YOUR OBJECTIVE:
Your task is to repeat all of the material exactly.

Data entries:
#####

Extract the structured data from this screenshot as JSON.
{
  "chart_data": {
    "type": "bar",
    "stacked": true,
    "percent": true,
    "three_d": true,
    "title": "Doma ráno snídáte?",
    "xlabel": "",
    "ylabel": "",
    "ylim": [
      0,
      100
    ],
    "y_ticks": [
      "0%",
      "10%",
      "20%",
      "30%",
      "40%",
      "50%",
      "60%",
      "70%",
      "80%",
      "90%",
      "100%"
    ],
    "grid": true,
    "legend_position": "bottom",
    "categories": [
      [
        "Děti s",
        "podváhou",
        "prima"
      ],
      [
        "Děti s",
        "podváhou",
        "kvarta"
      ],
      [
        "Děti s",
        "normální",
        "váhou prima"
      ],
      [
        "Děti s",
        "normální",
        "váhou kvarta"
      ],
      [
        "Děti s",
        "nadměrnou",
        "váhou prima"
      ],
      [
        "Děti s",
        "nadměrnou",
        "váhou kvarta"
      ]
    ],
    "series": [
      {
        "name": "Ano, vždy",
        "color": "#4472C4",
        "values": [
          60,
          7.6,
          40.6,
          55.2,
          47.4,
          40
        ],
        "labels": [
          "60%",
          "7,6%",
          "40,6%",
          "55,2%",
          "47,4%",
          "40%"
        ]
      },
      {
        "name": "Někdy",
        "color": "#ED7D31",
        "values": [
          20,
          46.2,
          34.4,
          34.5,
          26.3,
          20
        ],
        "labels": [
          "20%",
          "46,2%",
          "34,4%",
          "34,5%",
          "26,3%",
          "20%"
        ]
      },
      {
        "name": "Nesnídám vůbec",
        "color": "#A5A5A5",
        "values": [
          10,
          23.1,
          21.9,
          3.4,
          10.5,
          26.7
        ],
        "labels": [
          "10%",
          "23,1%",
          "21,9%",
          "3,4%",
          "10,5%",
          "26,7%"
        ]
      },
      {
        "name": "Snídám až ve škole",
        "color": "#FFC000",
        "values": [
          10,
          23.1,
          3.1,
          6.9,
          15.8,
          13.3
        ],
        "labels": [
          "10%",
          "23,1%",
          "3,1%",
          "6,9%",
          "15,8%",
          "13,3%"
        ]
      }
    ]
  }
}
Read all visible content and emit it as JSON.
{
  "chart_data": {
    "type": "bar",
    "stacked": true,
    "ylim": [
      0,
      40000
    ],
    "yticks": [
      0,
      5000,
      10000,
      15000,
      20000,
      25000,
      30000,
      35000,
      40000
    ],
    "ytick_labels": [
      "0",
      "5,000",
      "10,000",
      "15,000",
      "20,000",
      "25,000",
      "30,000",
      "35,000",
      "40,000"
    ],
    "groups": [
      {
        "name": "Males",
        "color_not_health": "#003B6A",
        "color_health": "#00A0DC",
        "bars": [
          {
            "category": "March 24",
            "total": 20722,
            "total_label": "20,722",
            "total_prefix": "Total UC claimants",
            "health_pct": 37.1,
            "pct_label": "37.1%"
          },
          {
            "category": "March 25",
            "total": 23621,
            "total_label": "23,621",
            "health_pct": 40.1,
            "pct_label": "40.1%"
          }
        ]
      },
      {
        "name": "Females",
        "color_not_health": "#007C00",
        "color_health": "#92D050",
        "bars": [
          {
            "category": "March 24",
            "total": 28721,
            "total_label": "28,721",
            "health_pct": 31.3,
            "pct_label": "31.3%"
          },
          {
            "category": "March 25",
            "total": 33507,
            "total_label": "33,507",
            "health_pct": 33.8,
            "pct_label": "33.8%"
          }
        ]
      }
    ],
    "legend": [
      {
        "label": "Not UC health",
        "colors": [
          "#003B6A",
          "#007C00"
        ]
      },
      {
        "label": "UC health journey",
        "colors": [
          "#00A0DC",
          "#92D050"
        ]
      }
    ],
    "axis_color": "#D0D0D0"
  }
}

#####

WRITTEN REPLY:
Extract the structured data from this screenshot as JSON.
{
  "chart_data": {
    "type": "bar",
    "stacked": true,
    "percent": true,
    "three_d": true,
    "title": "Doma ráno snídáte?",
    "xlabel": "",
    "ylabel": "",
    "ylim": [
      0,
      100
    ],
    "y_ticks": [
      "0%",
      "10%",
      "20%",
      "30%",
      "40%",
      "50%",
      "60%",
      "70%",
      "80%",
      "90%",
      "100%"
    ],
    "grid": true,
    "legend_position": "bottom",
    "categories": [
      [
        "Děti s",
        "podváhou",
        "prima"
      ],
      [
        "Děti s",
        "podváhou",
        "kvarta"
      ],
      [
        "Děti s",
        "normální",
        "váhou prima"
      ],
      [
        "Děti s",
        "normální",
        "váhou kvarta"
      ],
      [
        "Děti s",
        "nadměrnou",
        "váhou prima"
      ],
      [
        "Děti s",
        "nadměrnou",
        "váhou kvarta"
      ]
    ],
    "series": [
      {
        "name": "Ano, vždy",
        "color": "#4472C4",
        "values": [
          60,
          7.6,
          40.6,
          55.2,
          47.4,
          40
        ],
        "labels": [
          "60%",
          "7,6%",
          "40,6%",
          "55,2%",
          "47,4%",
          "40%"
        ]
      },
      {
        "name": "Někdy",
        "color": "#ED7D31",
        "values": [
          20,
          46.2,
          34.4,
          34.5,
          26.3,
          20
        ],
        "labels": [
          "20%",
          "46,2%",
          "34,4%",
          "34,5%",
          "26,3%",
          "20%"
        ]
      },
      {
        "name": "Nesnídám vůbec",
        "color": "#A5A5A5",
        "values": [
          10,
          23.1,
          21.9,
          3.4,
          10.5,
          26.7
        ],
        "labels": [
          "10%",
          "23,1%",
          "21,9%",
          "3,4%",
          "10,5%",
          "26,7%"
        ]
      },
      {
        "name": "Snídám až ve škole",
        "color": "#FFC000",
        "values": [
          10,
          23.1,
          3.1,
          6.9,
          15.8,
          13.3
        ],
        "labels": [
          "10%",
          "23,1%",
          "3,1%",
          "6,9%",
          "15,8%",
          "13,3%"
        ]
      }
    ]
  }
}
Read all visible content and emit it as JSON.
{
  "chart_data": {
    "type": "bar",
    "stacked": true,
    "ylim": [
      0,
      40000
    ],
    "yticks": [
      0,
      5000,
      10000,
      15000,
      20000,
      25000,
      30000,
      35000,
      40000
    ],
    "ytick_labels": [
      "0",
      "5,000",
      "10,000",
      "15,000",
      "20,000",
      "25,000",
      "30,000",
      "35,000",
      "40,000"
    ],
    "groups": [
      {
        "name": "Males",
        "color_not_health": "#003B6A",
        "color_health": "#00A0DC",
        "bars": [
          {
            "category": "March 24",
            "total": 20722,
            "total_label": "20,722",
            "total_prefix": "Total UC claimants",
            "health_pct": 37.1,
            "pct_label": "37.1%"
          },
          {
            "category": "March 25",
            "total": 23621,
            "total_label": "23,621",
            "health_pct": 40.1,
            "pct_label": "40.1%"
          }
        ]
      },
      {
        "name": "Females",
        "color_not_health": "#007C00",
        "color_health": "#92D050",
        "bars": [
          {
            "category": "March 24",
            "total": 28721,
            "total_label": "28,721",
            "health_pct": 31.3,
            "pct_label": "31.3%"
          },
          {
            "category": "March 25",
            "total": 33507,
            "total_label": "33,507",
            "health_pct": 33.8,
            "pct_label": "33.8%"
          }
        ]
      }
    ],
    "legend": [
      {
        "label": "Not UC health",
        "colors": [
          "#003B6A",
          "#007C00"
        ]
      },
      {
        "label": "UC health journey",
        "colors": [
          "#00A0DC",
          "#92D050"
        ]
      }
    ],
    "axis_color": "#D0D0D0"
  }
}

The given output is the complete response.